■ SET TASK
Keep only the lines of the data below that contain "Antal", and copy them.

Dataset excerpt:
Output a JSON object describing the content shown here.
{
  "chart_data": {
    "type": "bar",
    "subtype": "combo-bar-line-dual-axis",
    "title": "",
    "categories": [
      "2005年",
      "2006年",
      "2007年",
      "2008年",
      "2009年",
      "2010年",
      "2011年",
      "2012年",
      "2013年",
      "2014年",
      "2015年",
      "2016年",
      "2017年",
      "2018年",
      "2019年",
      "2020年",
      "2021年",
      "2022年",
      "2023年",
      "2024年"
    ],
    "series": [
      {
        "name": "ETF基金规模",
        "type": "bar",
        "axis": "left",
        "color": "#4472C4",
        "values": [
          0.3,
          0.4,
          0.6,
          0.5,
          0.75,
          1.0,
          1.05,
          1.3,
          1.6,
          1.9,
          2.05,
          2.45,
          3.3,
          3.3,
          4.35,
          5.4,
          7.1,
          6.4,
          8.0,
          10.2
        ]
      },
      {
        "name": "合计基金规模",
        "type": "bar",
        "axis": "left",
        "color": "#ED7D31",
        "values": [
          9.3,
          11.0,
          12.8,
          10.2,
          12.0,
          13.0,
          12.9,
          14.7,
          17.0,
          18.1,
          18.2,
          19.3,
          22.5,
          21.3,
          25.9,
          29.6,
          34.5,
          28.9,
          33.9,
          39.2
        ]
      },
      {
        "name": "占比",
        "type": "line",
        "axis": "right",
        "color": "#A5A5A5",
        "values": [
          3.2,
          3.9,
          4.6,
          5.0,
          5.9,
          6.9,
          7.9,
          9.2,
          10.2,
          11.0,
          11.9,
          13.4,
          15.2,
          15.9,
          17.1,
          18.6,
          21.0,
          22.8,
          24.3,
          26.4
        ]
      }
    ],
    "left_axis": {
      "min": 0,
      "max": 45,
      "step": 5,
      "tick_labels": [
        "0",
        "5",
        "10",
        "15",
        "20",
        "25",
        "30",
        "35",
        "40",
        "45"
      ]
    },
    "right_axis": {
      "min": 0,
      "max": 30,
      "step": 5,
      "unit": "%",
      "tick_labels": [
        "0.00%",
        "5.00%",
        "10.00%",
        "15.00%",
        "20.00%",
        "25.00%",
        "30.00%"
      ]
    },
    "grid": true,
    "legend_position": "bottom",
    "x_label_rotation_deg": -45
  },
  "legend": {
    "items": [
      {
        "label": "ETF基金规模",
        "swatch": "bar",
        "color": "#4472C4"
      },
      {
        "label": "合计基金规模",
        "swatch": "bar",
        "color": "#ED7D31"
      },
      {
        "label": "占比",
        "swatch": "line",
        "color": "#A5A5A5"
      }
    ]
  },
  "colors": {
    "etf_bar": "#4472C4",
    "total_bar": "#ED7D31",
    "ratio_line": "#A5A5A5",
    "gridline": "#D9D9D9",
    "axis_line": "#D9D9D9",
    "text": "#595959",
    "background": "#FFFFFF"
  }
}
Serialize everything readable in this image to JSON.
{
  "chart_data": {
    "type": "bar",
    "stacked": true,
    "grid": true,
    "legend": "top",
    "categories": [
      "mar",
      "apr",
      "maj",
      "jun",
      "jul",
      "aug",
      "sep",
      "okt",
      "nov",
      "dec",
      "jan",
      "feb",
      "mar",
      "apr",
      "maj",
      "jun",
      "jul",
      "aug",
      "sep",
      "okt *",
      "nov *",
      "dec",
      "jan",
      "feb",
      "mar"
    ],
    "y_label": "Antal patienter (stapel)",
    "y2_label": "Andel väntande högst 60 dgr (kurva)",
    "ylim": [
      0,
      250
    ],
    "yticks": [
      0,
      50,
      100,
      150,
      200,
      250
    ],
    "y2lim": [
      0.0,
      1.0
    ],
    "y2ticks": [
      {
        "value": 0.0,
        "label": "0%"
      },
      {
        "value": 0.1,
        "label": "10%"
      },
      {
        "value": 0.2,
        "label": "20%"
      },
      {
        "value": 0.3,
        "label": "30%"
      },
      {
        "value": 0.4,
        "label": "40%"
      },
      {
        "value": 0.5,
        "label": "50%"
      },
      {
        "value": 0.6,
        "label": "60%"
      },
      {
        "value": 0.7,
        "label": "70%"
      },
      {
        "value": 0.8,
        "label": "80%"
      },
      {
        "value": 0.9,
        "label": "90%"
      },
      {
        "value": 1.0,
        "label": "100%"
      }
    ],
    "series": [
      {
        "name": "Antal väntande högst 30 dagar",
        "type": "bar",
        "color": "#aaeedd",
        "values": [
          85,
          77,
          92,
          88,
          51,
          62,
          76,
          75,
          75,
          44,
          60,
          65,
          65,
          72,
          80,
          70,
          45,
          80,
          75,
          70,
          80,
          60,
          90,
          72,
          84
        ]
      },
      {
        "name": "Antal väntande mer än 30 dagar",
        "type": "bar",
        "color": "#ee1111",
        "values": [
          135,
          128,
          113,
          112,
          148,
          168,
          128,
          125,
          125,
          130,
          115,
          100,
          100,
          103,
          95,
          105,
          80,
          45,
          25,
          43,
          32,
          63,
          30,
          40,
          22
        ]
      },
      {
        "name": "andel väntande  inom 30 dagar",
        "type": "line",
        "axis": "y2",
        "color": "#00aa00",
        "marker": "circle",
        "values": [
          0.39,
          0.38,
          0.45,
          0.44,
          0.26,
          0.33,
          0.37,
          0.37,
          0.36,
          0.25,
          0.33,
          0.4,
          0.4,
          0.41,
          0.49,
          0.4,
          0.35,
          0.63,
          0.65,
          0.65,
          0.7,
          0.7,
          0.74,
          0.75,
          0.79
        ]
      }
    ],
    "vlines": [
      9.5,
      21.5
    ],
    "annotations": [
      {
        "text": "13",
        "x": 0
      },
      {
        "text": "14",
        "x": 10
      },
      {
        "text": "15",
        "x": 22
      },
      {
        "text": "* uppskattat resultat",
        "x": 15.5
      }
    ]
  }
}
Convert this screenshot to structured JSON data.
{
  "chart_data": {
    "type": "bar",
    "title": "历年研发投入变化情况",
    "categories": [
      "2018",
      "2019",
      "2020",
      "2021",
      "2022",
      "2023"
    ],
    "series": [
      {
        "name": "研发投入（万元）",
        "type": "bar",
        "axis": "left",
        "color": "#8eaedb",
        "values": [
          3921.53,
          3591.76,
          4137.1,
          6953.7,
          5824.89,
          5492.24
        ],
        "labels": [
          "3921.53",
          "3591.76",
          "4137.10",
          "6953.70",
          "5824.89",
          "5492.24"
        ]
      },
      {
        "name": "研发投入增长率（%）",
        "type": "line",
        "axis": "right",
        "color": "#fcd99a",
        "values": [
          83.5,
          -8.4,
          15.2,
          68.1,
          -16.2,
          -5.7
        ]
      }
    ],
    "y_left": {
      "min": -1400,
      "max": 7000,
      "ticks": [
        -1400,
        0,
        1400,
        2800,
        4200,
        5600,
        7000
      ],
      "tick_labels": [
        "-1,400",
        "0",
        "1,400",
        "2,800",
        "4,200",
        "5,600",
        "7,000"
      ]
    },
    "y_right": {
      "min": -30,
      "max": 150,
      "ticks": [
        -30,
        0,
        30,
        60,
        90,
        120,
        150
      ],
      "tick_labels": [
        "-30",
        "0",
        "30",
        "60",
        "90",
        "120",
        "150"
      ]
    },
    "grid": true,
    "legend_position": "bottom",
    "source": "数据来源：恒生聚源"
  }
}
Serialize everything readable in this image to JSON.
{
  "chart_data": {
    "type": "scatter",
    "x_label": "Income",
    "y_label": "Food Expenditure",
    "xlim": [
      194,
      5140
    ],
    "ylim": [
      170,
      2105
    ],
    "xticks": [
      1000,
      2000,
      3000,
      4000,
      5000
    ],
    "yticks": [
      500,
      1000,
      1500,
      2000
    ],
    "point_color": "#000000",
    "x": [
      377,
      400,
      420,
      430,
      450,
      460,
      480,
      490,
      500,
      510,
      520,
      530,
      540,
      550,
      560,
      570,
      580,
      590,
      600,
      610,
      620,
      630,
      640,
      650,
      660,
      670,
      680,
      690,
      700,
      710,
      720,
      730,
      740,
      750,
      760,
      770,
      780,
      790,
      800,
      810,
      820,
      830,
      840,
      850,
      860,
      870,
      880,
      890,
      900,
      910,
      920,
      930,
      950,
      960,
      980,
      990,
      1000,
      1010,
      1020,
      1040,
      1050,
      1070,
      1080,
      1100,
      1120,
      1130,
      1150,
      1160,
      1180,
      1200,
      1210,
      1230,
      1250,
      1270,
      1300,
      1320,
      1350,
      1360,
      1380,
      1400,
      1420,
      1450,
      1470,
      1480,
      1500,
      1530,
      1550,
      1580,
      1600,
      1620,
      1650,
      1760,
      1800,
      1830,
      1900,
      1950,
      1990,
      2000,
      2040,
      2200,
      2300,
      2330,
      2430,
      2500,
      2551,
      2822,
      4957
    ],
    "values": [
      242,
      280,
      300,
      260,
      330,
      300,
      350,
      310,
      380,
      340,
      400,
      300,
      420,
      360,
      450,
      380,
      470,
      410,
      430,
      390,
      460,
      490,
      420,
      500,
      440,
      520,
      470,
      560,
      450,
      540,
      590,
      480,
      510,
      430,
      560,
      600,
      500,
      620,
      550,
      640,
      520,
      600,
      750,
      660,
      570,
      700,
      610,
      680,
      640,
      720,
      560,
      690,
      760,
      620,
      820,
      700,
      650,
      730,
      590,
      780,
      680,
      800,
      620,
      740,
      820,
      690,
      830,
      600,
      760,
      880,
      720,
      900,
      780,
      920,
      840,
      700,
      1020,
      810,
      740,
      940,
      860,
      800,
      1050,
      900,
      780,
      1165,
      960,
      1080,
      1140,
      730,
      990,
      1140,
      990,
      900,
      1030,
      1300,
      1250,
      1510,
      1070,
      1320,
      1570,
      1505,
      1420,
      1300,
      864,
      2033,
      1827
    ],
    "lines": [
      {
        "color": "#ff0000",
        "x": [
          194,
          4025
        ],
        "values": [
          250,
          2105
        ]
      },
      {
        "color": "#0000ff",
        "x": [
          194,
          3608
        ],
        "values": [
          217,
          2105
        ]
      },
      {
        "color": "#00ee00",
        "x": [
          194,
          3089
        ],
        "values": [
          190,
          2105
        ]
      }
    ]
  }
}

■ FINAL RESULT
    "y_label": "Antal patienter (stapel)",
        "name": "Antal väntande högst 30 dagar",
        "name": "Antal väntande mer än 30 dagar",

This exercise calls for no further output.